"""

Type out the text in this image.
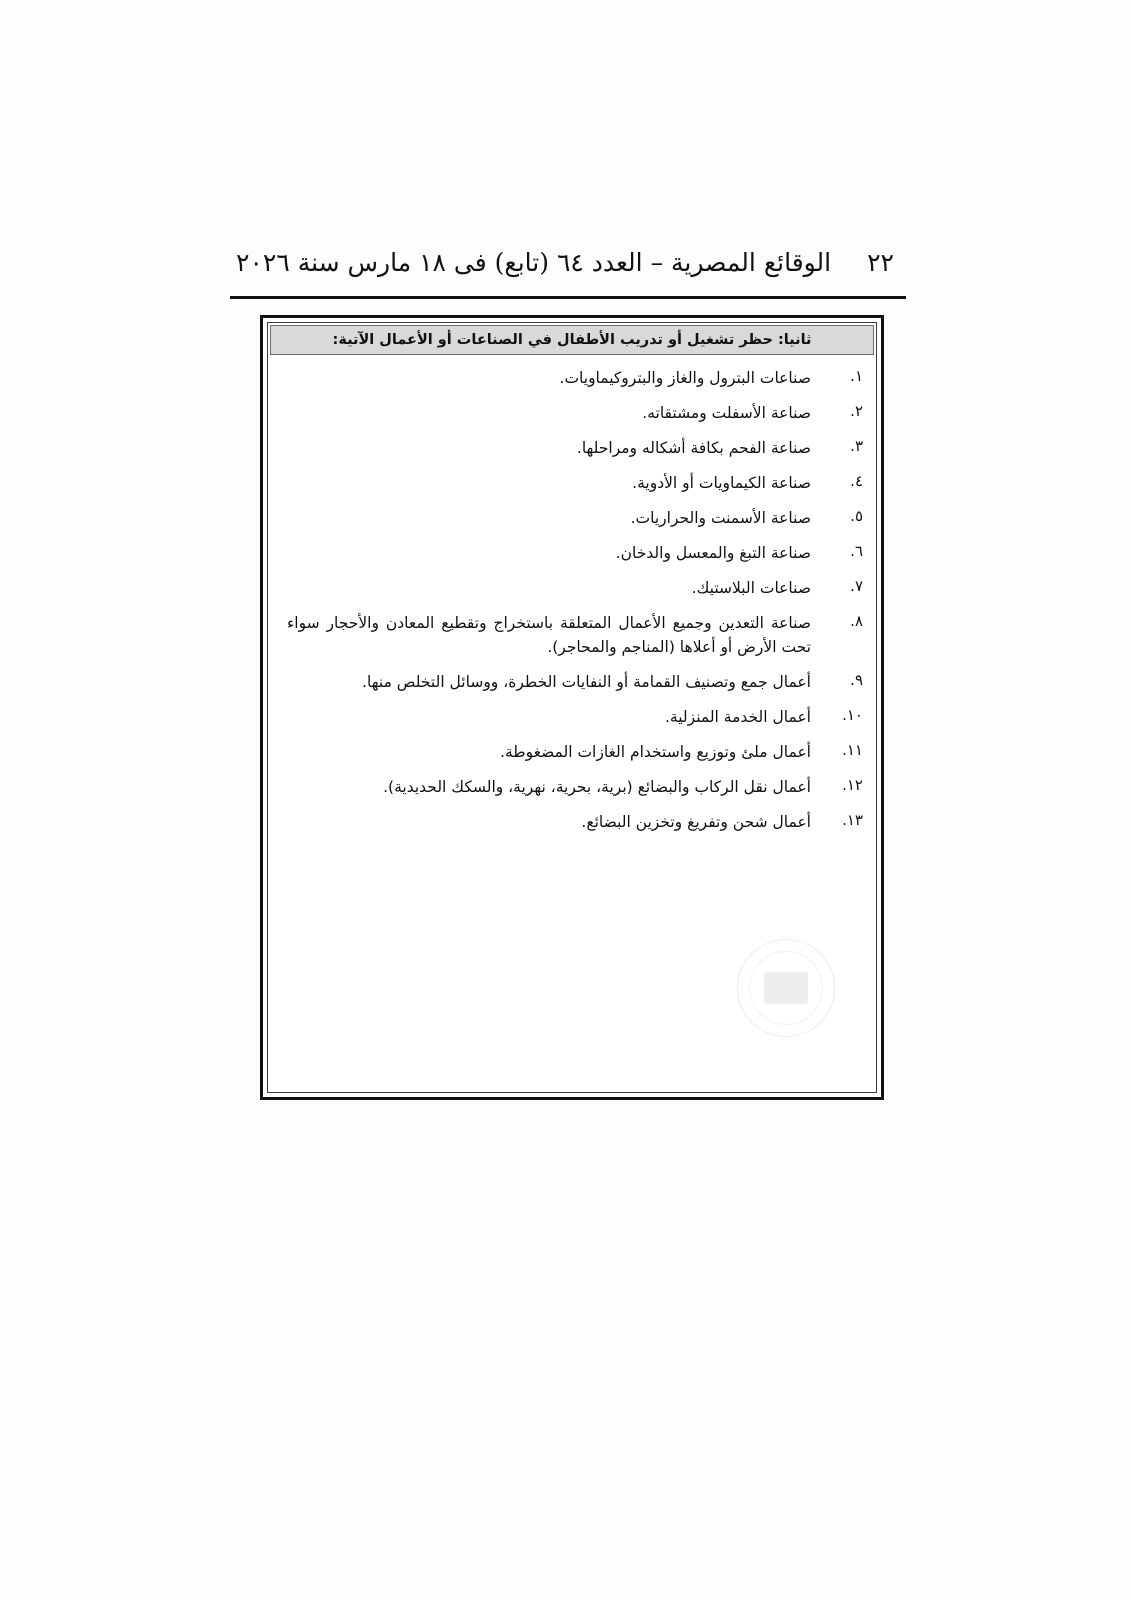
٢٢
الوقائع المصرية – العدد ٦٤ (تابع) فى ١٨ مارس سنة ٢٠٢٦
ثانيا: حظر تشغيل أو تدريب الأطفال في الصناعات أو الأعمال الآتية:
١.
صناعات البترول والغاز والبتروكيماويات.
٢.
صناعة الأسفلت ومشتقاته.
٣.
صناعة الفحم بكافة أشكاله ومراحلها.
٤.
صناعة الكيماويات أو الأدوية.
٥.
صناعة الأسمنت والحراريات.
٦.
صناعة التبغ والمعسل والدخان.
٧.
صناعات البلاستيك.
٨.
صناعة التعدين وجميع الأعمال المتعلقة باستخراج وتقطيع المعادن والأحجار سواء تحت الأرض أو أعلاها (المناجم والمحاجر).
٩.
أعمال جمع وتصنيف القمامة أو النفايات الخطرة، ووسائل التخلص منها.
١٠.
أعمال الخدمة المنزلية.
١١.
أعمال ملئ وتوزيع واستخدام الغازات المضغوطة.
١٢.
أعمال نقل الركاب والبضائع (برية، بحرية، نهرية، والسكك الحديدية).
١٣.
أعمال شحن وتفريغ وتخزين البضائع.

"""

Required task: In the entries above, find each line with the string "الأعمال" and copy it.

Answer to this task:
ثانيا: حظر تشغيل أو تدريب الأطفال في الصناعات أو الأعمال الآتية:
صناعة التعدين وجميع الأعمال المتعلقة باستخراج وتقطيع المعادن والأحجار سواء تحت الأرض أو أعلاها (المناجم والمحاجر).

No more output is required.